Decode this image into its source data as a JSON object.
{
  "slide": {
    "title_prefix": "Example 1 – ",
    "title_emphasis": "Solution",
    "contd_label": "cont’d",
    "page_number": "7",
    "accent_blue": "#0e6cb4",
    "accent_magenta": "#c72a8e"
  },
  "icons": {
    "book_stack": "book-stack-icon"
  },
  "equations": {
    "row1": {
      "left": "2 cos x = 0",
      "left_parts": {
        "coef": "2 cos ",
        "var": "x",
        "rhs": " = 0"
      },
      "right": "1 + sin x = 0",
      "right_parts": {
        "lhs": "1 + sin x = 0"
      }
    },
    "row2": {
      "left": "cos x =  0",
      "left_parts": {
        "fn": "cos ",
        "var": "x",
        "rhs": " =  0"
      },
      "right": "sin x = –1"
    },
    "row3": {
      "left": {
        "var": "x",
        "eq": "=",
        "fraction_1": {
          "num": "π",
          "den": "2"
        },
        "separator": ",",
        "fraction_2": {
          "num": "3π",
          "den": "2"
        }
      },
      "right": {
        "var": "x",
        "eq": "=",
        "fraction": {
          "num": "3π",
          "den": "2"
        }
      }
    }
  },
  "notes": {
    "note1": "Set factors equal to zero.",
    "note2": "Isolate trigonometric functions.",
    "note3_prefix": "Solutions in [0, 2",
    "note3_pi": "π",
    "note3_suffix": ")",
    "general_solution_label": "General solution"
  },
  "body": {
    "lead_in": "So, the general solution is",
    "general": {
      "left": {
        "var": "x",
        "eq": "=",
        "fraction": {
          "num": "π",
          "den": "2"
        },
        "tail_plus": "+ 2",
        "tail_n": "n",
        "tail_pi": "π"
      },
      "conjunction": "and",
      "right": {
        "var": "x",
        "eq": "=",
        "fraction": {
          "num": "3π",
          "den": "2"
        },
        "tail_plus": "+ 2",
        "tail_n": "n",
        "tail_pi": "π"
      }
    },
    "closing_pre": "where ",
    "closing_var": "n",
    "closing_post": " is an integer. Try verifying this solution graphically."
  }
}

________________

STATED TASK -
Reproduce the complete set of lines precisely as supplied.

EXERCISE SOLUTION -
Decode this image into its source data as a JSON object.
{
  "slide": {
    "title_prefix": "Example 1 – ",
    "title_emphasis": "Solution",
    "contd_label": "cont’d",
    "page_number": "7",
    "accent_blue": "#0e6cb4",
    "accent_magenta": "#c72a8e"
  },
  "icons": {
    "book_stack": "book-stack-icon"
  },
  "equations": {
    "row1": {
      "left": "2 cos x = 0",
      "left_parts": {
        "coef": "2 cos ",
        "var": "x",
        "rhs": " = 0"
      },
      "right": "1 + sin x = 0",
      "right_parts": {
        "lhs": "1 + sin x = 0"
      }
    },
    "row2": {
      "left": "cos x =  0",
      "left_parts": {
        "fn": "cos ",
        "var": "x",
        "rhs": " =  0"
      },
      "right": "sin x = –1"
    },
    "row3": {
      "left": {
        "var": "x",
        "eq": "=",
        "fraction_1": {
          "num": "π",
          "den": "2"
        },
        "separator": ",",
        "fraction_2": {
          "num": "3π",
          "den": "2"
        }
      },
      "right": {
        "var": "x",
        "eq": "=",
        "fraction": {
          "num": "3π",
          "den": "2"
        }
      }
    }
  },
  "notes": {
    "note1": "Set factors equal to zero.",
    "note2": "Isolate trigonometric functions.",
    "note3_prefix": "Solutions in [0, 2",
    "note3_pi": "π",
    "note3_suffix": ")",
    "general_solution_label": "General solution"
  },
  "body": {
    "lead_in": "So, the general solution is",
    "general": {
      "left": {
        "var": "x",
        "eq": "=",
        "fraction": {
          "num": "π",
          "den": "2"
        },
        "tail_plus": "+ 2",
        "tail_n": "n",
        "tail_pi": "π"
      },
      "conjunction": "and",
      "right": {
        "var": "x",
        "eq": "=",
        "fraction": {
          "num": "3π",
          "den": "2"
        },
        "tail_plus": "+ 2",
        "tail_n": "n",
        "tail_pi": "π"
      }
    },
    "closing_pre": "where ",
    "closing_var": "n",
    "closing_post": " is an integer. Try verifying this solution graphically."
  }
}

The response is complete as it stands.